### Task brief
In the following material, identify every line holding the string "like" and return it.

### Listing

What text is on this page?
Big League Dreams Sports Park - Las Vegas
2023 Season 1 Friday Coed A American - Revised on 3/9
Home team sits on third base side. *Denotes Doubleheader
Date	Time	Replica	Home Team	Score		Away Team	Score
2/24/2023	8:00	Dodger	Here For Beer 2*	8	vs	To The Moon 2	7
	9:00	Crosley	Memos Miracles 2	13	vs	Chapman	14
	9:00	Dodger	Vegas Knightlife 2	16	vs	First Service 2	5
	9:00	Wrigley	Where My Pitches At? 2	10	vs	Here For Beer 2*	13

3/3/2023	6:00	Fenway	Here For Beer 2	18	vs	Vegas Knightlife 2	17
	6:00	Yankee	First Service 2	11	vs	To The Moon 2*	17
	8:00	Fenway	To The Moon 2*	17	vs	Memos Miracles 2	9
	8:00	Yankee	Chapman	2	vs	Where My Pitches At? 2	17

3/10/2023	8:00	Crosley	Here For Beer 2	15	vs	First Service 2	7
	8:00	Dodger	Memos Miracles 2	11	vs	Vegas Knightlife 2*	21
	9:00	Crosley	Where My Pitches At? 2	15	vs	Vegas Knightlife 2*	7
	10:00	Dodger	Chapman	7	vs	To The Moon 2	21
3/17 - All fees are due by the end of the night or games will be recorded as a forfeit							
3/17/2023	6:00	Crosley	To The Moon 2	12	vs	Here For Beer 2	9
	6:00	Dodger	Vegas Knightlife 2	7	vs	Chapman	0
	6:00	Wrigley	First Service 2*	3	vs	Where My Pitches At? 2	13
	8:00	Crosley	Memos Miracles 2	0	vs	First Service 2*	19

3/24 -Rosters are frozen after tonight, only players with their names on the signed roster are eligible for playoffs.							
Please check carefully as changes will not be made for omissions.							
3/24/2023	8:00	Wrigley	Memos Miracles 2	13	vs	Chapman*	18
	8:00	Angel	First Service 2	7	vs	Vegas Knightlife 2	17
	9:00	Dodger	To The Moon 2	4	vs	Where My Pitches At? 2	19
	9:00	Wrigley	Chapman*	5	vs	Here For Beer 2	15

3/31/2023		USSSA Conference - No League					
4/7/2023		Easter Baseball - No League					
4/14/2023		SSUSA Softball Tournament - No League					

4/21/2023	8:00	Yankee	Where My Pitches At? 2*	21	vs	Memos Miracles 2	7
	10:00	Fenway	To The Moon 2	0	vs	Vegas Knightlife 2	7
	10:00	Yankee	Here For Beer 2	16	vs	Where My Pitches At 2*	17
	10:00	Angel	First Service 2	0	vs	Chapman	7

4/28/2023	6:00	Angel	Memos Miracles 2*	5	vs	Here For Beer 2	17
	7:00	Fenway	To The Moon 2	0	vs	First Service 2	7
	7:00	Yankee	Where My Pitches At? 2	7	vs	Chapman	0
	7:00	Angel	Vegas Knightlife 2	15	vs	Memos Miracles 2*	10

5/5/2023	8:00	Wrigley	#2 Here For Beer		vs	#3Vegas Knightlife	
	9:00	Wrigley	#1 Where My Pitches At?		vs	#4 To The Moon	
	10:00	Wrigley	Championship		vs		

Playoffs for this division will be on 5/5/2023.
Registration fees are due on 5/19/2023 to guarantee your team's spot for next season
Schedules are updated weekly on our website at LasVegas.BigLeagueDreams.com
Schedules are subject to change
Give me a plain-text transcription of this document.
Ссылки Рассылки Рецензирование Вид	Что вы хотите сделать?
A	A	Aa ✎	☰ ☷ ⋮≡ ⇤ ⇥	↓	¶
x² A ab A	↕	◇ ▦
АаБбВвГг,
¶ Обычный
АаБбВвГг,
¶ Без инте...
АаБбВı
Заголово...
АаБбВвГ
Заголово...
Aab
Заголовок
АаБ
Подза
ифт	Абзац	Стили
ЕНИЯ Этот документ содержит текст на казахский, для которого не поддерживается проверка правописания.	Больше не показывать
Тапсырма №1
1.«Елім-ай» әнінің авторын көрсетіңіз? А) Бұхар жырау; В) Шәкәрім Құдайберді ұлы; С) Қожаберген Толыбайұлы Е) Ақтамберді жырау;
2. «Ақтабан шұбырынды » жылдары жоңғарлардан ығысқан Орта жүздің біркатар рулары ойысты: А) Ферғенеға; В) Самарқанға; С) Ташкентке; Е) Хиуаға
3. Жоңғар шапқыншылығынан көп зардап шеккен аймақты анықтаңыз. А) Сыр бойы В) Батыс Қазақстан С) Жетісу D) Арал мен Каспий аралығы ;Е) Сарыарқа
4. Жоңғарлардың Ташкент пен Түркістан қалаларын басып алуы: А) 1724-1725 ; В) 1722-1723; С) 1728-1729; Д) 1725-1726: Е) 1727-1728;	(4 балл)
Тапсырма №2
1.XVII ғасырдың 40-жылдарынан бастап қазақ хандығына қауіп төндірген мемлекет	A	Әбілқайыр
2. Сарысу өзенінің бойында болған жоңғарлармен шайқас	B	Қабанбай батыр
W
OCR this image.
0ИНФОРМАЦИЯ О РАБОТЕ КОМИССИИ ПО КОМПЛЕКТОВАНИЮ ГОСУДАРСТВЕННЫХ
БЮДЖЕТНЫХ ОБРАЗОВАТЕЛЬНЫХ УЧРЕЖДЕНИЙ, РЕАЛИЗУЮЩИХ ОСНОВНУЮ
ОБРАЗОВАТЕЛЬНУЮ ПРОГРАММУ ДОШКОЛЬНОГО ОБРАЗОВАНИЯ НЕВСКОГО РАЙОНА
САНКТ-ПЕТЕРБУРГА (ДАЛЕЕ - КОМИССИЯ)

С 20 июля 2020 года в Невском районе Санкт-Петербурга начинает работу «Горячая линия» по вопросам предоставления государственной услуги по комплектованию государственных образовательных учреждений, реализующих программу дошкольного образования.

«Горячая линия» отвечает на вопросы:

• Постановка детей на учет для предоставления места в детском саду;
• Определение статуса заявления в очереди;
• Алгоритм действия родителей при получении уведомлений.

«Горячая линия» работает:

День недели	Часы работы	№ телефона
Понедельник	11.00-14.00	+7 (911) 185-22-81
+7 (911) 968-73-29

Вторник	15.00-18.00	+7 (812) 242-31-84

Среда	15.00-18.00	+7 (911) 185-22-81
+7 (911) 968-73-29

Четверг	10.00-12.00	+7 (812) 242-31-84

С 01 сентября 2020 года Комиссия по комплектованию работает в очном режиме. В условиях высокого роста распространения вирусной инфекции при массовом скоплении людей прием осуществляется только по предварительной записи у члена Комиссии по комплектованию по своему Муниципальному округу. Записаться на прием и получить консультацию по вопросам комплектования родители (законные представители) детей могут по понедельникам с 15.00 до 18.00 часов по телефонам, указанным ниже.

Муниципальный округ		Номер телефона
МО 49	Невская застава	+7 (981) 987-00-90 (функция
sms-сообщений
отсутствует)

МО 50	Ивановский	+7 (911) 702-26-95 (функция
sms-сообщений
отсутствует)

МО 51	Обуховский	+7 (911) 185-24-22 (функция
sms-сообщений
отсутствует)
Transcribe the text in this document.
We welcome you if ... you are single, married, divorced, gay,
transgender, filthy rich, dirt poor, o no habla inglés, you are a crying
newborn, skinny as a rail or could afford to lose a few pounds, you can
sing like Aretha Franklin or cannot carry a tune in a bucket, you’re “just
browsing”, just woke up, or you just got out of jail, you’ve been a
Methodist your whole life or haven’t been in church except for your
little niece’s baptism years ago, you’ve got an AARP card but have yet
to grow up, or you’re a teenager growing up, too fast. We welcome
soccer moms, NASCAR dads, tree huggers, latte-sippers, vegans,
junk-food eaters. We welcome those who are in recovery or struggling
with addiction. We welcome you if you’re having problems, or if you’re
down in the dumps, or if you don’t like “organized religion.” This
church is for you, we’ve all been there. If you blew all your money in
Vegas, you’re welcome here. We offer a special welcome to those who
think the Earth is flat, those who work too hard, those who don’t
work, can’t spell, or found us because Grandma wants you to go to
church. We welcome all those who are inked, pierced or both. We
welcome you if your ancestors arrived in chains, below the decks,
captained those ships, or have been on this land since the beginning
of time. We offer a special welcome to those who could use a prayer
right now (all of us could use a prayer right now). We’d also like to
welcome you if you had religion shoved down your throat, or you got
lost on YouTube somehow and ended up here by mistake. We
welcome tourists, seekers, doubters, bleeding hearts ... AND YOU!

### Response to the exercise
sing like Aretha Franklin or cannot carry a tune in a bucket, you’re “just
down in the dumps, or if you don’t like “organized religion.” This
right now (all of us could use a prayer right now). We’d also like to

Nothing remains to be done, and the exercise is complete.